Testo di lettura:
────────────────────────────────────────

E inoltre sui giornali di oggi:

POVERTA’
LA REPUBBLICA – “L’Italia si sente sempre più povera”: un sondaggio Demos-Coop fotografa la percezione degli italiani che Ilvo Diamanti commenta scrivendo di una grande insoddisfazione. «L’abbiamo riconosciuta, da ultimo, nel voto amministrativo. Che ha rivelato cambiamenti profondi. E inattesi». E la ragione più evidente è il fatto che «l’ascensore sociale è in discesa, da troppo tempo»: per la prima volta le persone che si sentono ceto popolare superano per la prima volta quelle che si sentono ceto medio. «La novità assoluta è che il senso del declino non riguarda i “soliti noti”. Operai, pensionati, disoccupati, su tutti. Ma risucchia altri gruppi, che si è soliti collocare più in alto. Nei ceti medi. Perfino nelle classi dirigenti». Cartina di tornasole, il fatto che il 56% degli intervistati condivide l’idea che per i giovani il lavoro, la carriera e il futuro si trovino in primo luogo fuori Italia.

SPAGNA
IL GIORNALE – Ripercorre la storia recente: « Sono due anni che la Spagna ha smesso di fare i miracoli. La sbornia era cominciata nel 2004, allora si respirava ottimismo e cambiamento. L’attentato del 11 marzo aveva lasciato paura e indignazione, c’era voglia di ripudiare la politica di Aznar e Zapatero sembrava la soluzione per tutto. Zapatero ha sfruttato l’economia che andava alla grande, una disoccupazione ai minimi. Il premier progressista  distribuiva diritti a tutti: gay, coppie di fatto, minorenni con necessità di abortire. La Spagna supera un Italia che rincorreva invidiava. Poi lo sbaglio clamoroso e terribile. Due anni fa il premier nasconde fino all’ultimo momento l brutalità di una crisi che avrebbe spazzato via ogni speranza spagnola. Oggi Zapatero si trova a raccogliere i  resti di un fallimento».

────────────────────────────────────────

Materiale fornito:
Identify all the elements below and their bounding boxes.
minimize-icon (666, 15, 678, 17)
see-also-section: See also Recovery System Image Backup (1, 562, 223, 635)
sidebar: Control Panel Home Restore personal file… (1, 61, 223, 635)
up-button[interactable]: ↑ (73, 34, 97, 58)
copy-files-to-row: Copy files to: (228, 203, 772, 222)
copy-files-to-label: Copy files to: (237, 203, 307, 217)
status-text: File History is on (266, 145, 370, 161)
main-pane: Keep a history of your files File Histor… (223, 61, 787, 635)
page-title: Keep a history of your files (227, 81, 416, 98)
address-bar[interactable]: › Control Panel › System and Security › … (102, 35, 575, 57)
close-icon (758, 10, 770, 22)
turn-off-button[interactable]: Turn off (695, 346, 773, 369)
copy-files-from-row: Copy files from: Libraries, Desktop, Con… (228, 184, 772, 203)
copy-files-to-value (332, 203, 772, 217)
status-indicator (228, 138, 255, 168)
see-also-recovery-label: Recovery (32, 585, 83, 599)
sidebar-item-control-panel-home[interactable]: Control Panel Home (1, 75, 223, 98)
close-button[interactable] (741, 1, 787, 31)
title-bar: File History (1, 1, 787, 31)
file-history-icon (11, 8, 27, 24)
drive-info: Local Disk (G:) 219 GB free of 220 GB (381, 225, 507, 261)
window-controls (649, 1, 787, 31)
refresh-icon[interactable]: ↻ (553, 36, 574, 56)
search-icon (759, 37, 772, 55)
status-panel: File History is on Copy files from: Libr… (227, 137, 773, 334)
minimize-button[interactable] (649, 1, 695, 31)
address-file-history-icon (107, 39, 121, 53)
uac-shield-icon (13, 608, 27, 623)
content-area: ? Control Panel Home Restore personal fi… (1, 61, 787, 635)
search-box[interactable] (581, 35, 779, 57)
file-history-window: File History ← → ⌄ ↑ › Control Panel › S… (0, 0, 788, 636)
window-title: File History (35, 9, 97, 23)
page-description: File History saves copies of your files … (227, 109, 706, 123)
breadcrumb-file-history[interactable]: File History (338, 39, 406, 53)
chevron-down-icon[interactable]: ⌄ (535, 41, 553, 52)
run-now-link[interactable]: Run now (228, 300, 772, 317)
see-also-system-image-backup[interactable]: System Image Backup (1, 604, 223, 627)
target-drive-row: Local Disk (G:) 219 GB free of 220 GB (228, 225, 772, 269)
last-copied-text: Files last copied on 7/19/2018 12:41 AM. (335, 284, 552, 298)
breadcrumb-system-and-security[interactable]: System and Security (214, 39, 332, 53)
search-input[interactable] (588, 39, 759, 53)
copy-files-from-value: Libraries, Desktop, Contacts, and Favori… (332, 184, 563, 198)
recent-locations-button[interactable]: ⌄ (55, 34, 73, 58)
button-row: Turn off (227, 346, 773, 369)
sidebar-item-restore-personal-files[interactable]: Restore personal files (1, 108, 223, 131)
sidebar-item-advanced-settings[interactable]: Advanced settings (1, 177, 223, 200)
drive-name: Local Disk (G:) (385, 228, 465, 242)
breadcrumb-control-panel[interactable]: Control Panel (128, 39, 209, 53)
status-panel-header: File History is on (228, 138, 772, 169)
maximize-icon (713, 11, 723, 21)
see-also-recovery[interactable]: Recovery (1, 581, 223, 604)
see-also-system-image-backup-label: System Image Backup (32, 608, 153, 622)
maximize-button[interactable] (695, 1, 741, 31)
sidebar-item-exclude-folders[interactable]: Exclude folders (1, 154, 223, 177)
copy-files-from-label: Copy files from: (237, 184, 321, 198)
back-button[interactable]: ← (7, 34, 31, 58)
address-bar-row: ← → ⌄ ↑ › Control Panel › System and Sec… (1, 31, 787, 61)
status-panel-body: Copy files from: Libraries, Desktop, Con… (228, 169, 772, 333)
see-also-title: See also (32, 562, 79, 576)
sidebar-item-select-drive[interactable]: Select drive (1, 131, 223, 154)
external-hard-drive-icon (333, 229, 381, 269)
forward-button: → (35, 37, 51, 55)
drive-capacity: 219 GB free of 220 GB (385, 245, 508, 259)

────────────────────────────────────────

Consegna: Nella rassegna stampa, quale percentuale degli intervistati condivide l'idea che per i giovani il lavoro, la carriera e il futuro si trovino in primo luogo fuori Italia? Le voci sono materiale a parte, indipendente dalla rassegna stampa.

Soluzione: Il 56%.